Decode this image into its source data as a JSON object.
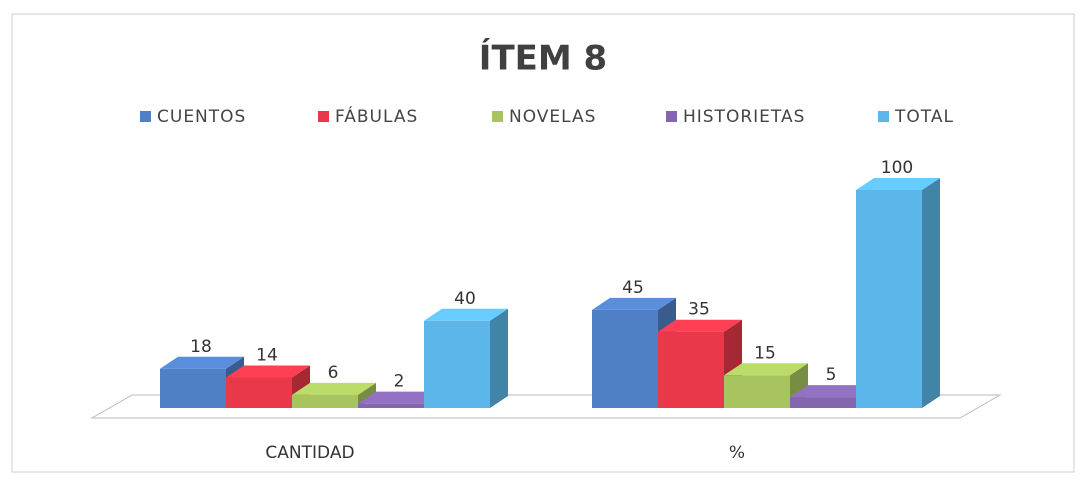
{
  "chart_data": {
    "type": "bar3d",
    "title": "ÍTEM 8",
    "categories": [
      "CANTIDAD",
      "%"
    ],
    "series": [
      {
        "name": "CUENTOS",
        "color": "#4f7fc4",
        "values": [
          18,
          45
        ]
      },
      {
        "name": "FÁBULAS",
        "color": "#e8384a",
        "values": [
          14,
          35
        ]
      },
      {
        "name": "NOVELAS",
        "color": "#a7c45e",
        "values": [
          6,
          15
        ]
      },
      {
        "name": "HISTORIETAS",
        "color": "#8466ae",
        "values": [
          2,
          5
        ]
      },
      {
        "name": "TOTAL",
        "color": "#5cb6ea",
        "values": [
          40,
          100
        ]
      }
    ],
    "legend": "top"
  }
}
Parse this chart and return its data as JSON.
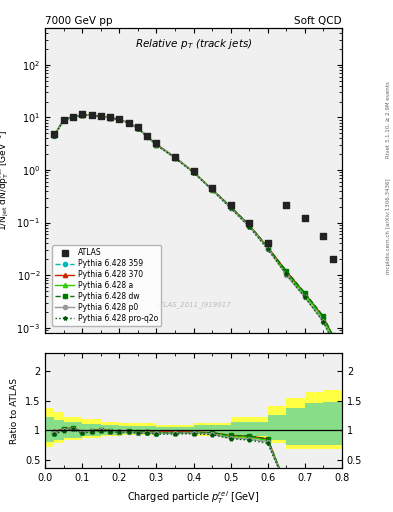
{
  "title_left": "7000 GeV pp",
  "title_right": "Soft QCD",
  "plot_title": "Relative $p_T$ (track jets)",
  "xlabel": "Charged particle $p_T^{rel}$ [GeV]",
  "ylabel": "1/N$_{jet}$ dN/dp$_T^{rel}$ [GeV$^{-1}$]",
  "ylabel_ratio": "Ratio to ATLAS",
  "right_label_top": "Rivet 3.1.10, ≥ 2.9M events",
  "right_label_bottom": "mcplots.cern.ch [arXiv:1306.3436]",
  "watermark": "ATLAS_2011_I919017",
  "xlim": [
    0.0,
    0.8
  ],
  "ylim_main": [
    0.0008,
    500
  ],
  "ylim_ratio": [
    0.35,
    2.3
  ],
  "atlas_x": [
    0.025,
    0.05,
    0.075,
    0.1,
    0.125,
    0.15,
    0.175,
    0.2,
    0.225,
    0.25,
    0.275,
    0.3,
    0.35,
    0.4,
    0.45,
    0.5,
    0.55,
    0.6,
    0.65,
    0.7,
    0.75,
    0.775
  ],
  "atlas_y": [
    4.8,
    9.0,
    10.0,
    11.5,
    11.2,
    10.5,
    10.0,
    9.5,
    8.0,
    6.5,
    4.5,
    3.2,
    1.8,
    0.95,
    0.45,
    0.22,
    0.1,
    0.04,
    0.22,
    0.12,
    0.055,
    0.02
  ],
  "py359_x": [
    0.025,
    0.05,
    0.075,
    0.1,
    0.125,
    0.15,
    0.175,
    0.2,
    0.225,
    0.25,
    0.275,
    0.3,
    0.35,
    0.4,
    0.45,
    0.5,
    0.55,
    0.6,
    0.65,
    0.7,
    0.75,
    0.775
  ],
  "py359_y": [
    4.5,
    9.0,
    10.2,
    11.0,
    11.0,
    10.5,
    9.8,
    9.2,
    7.8,
    6.2,
    4.3,
    3.0,
    1.7,
    0.9,
    0.42,
    0.19,
    0.085,
    0.032,
    0.011,
    0.004,
    0.0015,
    0.0007
  ],
  "py370_x": [
    0.025,
    0.05,
    0.075,
    0.1,
    0.125,
    0.15,
    0.175,
    0.2,
    0.225,
    0.25,
    0.275,
    0.3,
    0.35,
    0.4,
    0.45,
    0.5,
    0.55,
    0.6,
    0.65,
    0.7,
    0.75,
    0.775
  ],
  "py370_y": [
    4.7,
    9.2,
    10.4,
    11.2,
    11.1,
    10.6,
    9.9,
    9.3,
    7.9,
    6.3,
    4.4,
    3.1,
    1.75,
    0.92,
    0.43,
    0.2,
    0.09,
    0.034,
    0.012,
    0.0045,
    0.0016,
    0.0007
  ],
  "pya_x": [
    0.025,
    0.05,
    0.075,
    0.1,
    0.125,
    0.15,
    0.175,
    0.2,
    0.225,
    0.25,
    0.275,
    0.3,
    0.35,
    0.4,
    0.45,
    0.5,
    0.55,
    0.6,
    0.65,
    0.7,
    0.75,
    0.775
  ],
  "pya_y": [
    4.6,
    9.1,
    10.3,
    11.1,
    11.0,
    10.5,
    9.85,
    9.25,
    7.85,
    6.25,
    4.35,
    3.05,
    1.72,
    0.91,
    0.425,
    0.195,
    0.088,
    0.033,
    0.011,
    0.0043,
    0.0015,
    0.00065
  ],
  "pydw_x": [
    0.025,
    0.05,
    0.075,
    0.1,
    0.125,
    0.15,
    0.175,
    0.2,
    0.225,
    0.25,
    0.275,
    0.3,
    0.35,
    0.4,
    0.45,
    0.5,
    0.55,
    0.6,
    0.65,
    0.7,
    0.75,
    0.775
  ],
  "pydw_y": [
    4.6,
    9.1,
    10.3,
    11.1,
    11.0,
    10.5,
    9.85,
    9.25,
    7.85,
    6.25,
    4.35,
    3.05,
    1.72,
    0.91,
    0.43,
    0.2,
    0.09,
    0.034,
    0.012,
    0.0046,
    0.00165,
    0.00072
  ],
  "pyp0_x": [
    0.025,
    0.05,
    0.075,
    0.1,
    0.125,
    0.15,
    0.175,
    0.2,
    0.225,
    0.25,
    0.275,
    0.3,
    0.35,
    0.4,
    0.45,
    0.5,
    0.55,
    0.6,
    0.65,
    0.7,
    0.75,
    0.775
  ],
  "pyp0_y": [
    4.55,
    9.0,
    10.25,
    11.05,
    10.95,
    10.45,
    9.8,
    9.2,
    7.8,
    6.2,
    4.32,
    3.02,
    1.7,
    0.905,
    0.42,
    0.19,
    0.085,
    0.032,
    0.01,
    0.0038,
    0.0013,
    0.00055
  ],
  "pyproq2o_x": [
    0.025,
    0.05,
    0.075,
    0.1,
    0.125,
    0.15,
    0.175,
    0.2,
    0.225,
    0.25,
    0.275,
    0.3,
    0.35,
    0.4,
    0.45,
    0.5,
    0.55,
    0.6,
    0.65,
    0.7,
    0.75,
    0.775
  ],
  "pyproq2o_y": [
    4.5,
    8.9,
    10.1,
    10.9,
    10.85,
    10.4,
    9.75,
    9.15,
    7.75,
    6.15,
    4.28,
    2.98,
    1.68,
    0.89,
    0.415,
    0.188,
    0.083,
    0.031,
    0.0105,
    0.0038,
    0.0013,
    0.00055
  ],
  "ratio_band_yellow_edges": [
    0.0,
    0.025,
    0.05,
    0.1,
    0.15,
    0.2,
    0.3,
    0.4,
    0.5,
    0.6,
    0.65,
    0.7,
    0.75,
    0.8
  ],
  "ratio_band_yellow_lo": [
    0.72,
    0.78,
    0.83,
    0.86,
    0.9,
    0.92,
    0.93,
    0.9,
    0.85,
    0.78,
    0.68,
    0.68,
    0.68,
    0.68
  ],
  "ratio_band_yellow_hi": [
    1.38,
    1.3,
    1.22,
    1.18,
    1.14,
    1.12,
    1.09,
    1.12,
    1.22,
    1.4,
    1.55,
    1.65,
    1.68,
    1.68
  ],
  "ratio_band_green_edges": [
    0.0,
    0.025,
    0.05,
    0.1,
    0.15,
    0.2,
    0.3,
    0.4,
    0.5,
    0.6,
    0.65,
    0.7,
    0.75,
    0.8
  ],
  "ratio_band_green_lo": [
    0.8,
    0.84,
    0.87,
    0.9,
    0.92,
    0.93,
    0.95,
    0.93,
    0.9,
    0.84,
    0.75,
    0.75,
    0.75,
    0.75
  ],
  "ratio_band_green_hi": [
    1.22,
    1.17,
    1.13,
    1.11,
    1.09,
    1.07,
    1.06,
    1.08,
    1.14,
    1.25,
    1.38,
    1.45,
    1.48,
    1.48
  ],
  "color_py359": "#00bbbb",
  "color_py370": "#cc2200",
  "color_pya": "#33cc00",
  "color_pydw": "#007700",
  "color_pyp0": "#999999",
  "color_pyproq2o": "#005500",
  "color_atlas": "#222222",
  "color_yellow_band": "#ffff44",
  "color_green_band": "#88dd88",
  "bg_color": "#f0f0f0"
}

══════

Count the lines in which the string "name" appears, then report only that figure.

5